* _Task directions_
Copy the lines that follow, keeping every character the same.

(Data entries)
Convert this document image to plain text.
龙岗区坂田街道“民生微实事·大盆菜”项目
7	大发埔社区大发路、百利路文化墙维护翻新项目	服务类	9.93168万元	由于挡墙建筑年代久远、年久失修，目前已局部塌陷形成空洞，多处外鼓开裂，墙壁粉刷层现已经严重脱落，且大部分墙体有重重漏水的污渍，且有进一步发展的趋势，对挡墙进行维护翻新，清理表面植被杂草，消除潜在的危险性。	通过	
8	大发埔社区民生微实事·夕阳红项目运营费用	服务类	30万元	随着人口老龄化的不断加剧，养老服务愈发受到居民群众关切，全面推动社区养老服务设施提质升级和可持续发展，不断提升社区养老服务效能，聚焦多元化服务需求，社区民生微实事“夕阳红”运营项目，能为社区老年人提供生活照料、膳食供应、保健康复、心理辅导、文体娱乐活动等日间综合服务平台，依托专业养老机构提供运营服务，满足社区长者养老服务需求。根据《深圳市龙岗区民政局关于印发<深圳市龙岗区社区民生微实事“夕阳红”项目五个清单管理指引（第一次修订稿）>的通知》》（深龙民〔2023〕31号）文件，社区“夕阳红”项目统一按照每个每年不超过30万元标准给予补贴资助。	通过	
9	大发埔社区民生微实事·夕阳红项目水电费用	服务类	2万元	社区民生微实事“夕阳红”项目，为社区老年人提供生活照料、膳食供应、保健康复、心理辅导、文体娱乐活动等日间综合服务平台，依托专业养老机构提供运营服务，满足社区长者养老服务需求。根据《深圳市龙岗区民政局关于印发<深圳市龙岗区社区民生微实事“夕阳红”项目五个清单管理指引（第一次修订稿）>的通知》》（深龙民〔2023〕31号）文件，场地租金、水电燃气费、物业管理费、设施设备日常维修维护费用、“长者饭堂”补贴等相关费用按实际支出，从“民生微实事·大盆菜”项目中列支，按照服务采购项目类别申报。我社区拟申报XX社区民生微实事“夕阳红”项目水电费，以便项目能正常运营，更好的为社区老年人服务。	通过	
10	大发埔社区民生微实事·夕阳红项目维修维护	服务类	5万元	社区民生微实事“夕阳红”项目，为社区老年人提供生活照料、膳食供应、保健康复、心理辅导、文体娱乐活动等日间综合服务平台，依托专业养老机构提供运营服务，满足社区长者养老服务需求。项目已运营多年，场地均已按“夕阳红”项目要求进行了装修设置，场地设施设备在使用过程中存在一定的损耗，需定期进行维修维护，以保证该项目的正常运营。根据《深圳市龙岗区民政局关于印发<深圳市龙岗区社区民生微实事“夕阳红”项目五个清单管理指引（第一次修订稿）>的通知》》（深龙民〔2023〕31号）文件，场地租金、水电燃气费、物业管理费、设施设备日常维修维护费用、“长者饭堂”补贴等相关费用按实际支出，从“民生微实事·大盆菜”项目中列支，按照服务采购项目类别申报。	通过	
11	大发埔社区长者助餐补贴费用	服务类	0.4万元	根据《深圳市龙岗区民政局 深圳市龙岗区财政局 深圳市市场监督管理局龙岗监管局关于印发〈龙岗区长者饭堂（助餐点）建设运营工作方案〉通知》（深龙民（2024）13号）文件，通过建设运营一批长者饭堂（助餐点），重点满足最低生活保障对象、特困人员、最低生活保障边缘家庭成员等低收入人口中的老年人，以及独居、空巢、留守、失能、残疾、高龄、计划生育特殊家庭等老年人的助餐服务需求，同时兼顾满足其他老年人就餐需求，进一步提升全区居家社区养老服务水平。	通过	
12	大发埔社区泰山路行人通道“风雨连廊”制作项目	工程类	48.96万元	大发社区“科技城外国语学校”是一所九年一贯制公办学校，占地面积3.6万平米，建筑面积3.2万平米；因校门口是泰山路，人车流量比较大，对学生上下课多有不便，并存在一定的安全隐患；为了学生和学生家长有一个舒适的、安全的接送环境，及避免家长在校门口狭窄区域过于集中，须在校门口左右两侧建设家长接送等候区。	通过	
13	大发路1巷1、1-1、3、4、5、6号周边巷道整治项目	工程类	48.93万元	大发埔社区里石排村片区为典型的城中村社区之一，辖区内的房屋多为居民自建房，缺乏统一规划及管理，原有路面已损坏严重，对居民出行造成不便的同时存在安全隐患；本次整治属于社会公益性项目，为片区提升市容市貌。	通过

* _Correct response_
Convert this document image to plain text.
龙岗区坂田街道“民生微实事·大盆菜”项目
7	大发埔社区大发路、百利路文化墙维护翻新项目	服务类	9.93168万元	由于挡墙建筑年代久远、年久失修，目前已局部塌陷形成空洞，多处外鼓开裂，墙壁粉刷层现已经严重脱落，且大部分墙体有重重漏水的污渍，且有进一步发展的趋势，对挡墙进行维护翻新，清理表面植被杂草，消除潜在的危险性。	通过	
8	大发埔社区民生微实事·夕阳红项目运营费用	服务类	30万元	随着人口老龄化的不断加剧，养老服务愈发受到居民群众关切，全面推动社区养老服务设施提质升级和可持续发展，不断提升社区养老服务效能，聚焦多元化服务需求，社区民生微实事“夕阳红”运营项目，能为社区老年人提供生活照料、膳食供应、保健康复、心理辅导、文体娱乐活动等日间综合服务平台，依托专业养老机构提供运营服务，满足社区长者养老服务需求。根据《深圳市龙岗区民政局关于印发<深圳市龙岗区社区民生微实事“夕阳红”项目五个清单管理指引（第一次修订稿）>的通知》》（深龙民〔2023〕31号）文件，社区“夕阳红”项目统一按照每个每年不超过30万元标准给予补贴资助。	通过	
9	大发埔社区民生微实事·夕阳红项目水电费用	服务类	2万元	社区民生微实事“夕阳红”项目，为社区老年人提供生活照料、膳食供应、保健康复、心理辅导、文体娱乐活动等日间综合服务平台，依托专业养老机构提供运营服务，满足社区长者养老服务需求。根据《深圳市龙岗区民政局关于印发<深圳市龙岗区社区民生微实事“夕阳红”项目五个清单管理指引（第一次修订稿）>的通知》》（深龙民〔2023〕31号）文件，场地租金、水电燃气费、物业管理费、设施设备日常维修维护费用、“长者饭堂”补贴等相关费用按实际支出，从“民生微实事·大盆菜”项目中列支，按照服务采购项目类别申报。我社区拟申报XX社区民生微实事“夕阳红”项目水电费，以便项目能正常运营，更好的为社区老年人服务。	通过	
10	大发埔社区民生微实事·夕阳红项目维修维护	服务类	5万元	社区民生微实事“夕阳红”项目，为社区老年人提供生活照料、膳食供应、保健康复、心理辅导、文体娱乐活动等日间综合服务平台，依托专业养老机构提供运营服务，满足社区长者养老服务需求。项目已运营多年，场地均已按“夕阳红”项目要求进行了装修设置，场地设施设备在使用过程中存在一定的损耗，需定期进行维修维护，以保证该项目的正常运营。根据《深圳市龙岗区民政局关于印发<深圳市龙岗区社区民生微实事“夕阳红”项目五个清单管理指引（第一次修订稿）>的通知》》（深龙民〔2023〕31号）文件，场地租金、水电燃气费、物业管理费、设施设备日常维修维护费用、“长者饭堂”补贴等相关费用按实际支出，从“民生微实事·大盆菜”项目中列支，按照服务采购项目类别申报。	通过	
11	大发埔社区长者助餐补贴费用	服务类	0.4万元	根据《深圳市龙岗区民政局 深圳市龙岗区财政局 深圳市市场监督管理局龙岗监管局关于印发〈龙岗区长者饭堂（助餐点）建设运营工作方案〉通知》（深龙民（2024）13号）文件，通过建设运营一批长者饭堂（助餐点），重点满足最低生活保障对象、特困人员、最低生活保障边缘家庭成员等低收入人口中的老年人，以及独居、空巢、留守、失能、残疾、高龄、计划生育特殊家庭等老年人的助餐服务需求，同时兼顾满足其他老年人就餐需求，进一步提升全区居家社区养老服务水平。	通过	
12	大发埔社区泰山路行人通道“风雨连廊”制作项目	工程类	48.96万元	大发社区“科技城外国语学校”是一所九年一贯制公办学校，占地面积3.6万平米，建筑面积3.2万平米；因校门口是泰山路，人车流量比较大，对学生上下课多有不便，并存在一定的安全隐患；为了学生和学生家长有一个舒适的、安全的接送环境，及避免家长在校门口狭窄区域过于集中，须在校门口左右两侧建设家长接送等候区。	通过	
13	大发路1巷1、1-1、3、4、5、6号周边巷道整治项目	工程类	48.93万元	大发埔社区里石排村片区为典型的城中村社区之一，辖区内的房屋多为居民自建房，缺乏统一规划及管理，原有路面已损坏严重，对居民出行造成不便的同时存在安全隐患；本次整治属于社会公益性项目，为片区提升市容市貌。	通过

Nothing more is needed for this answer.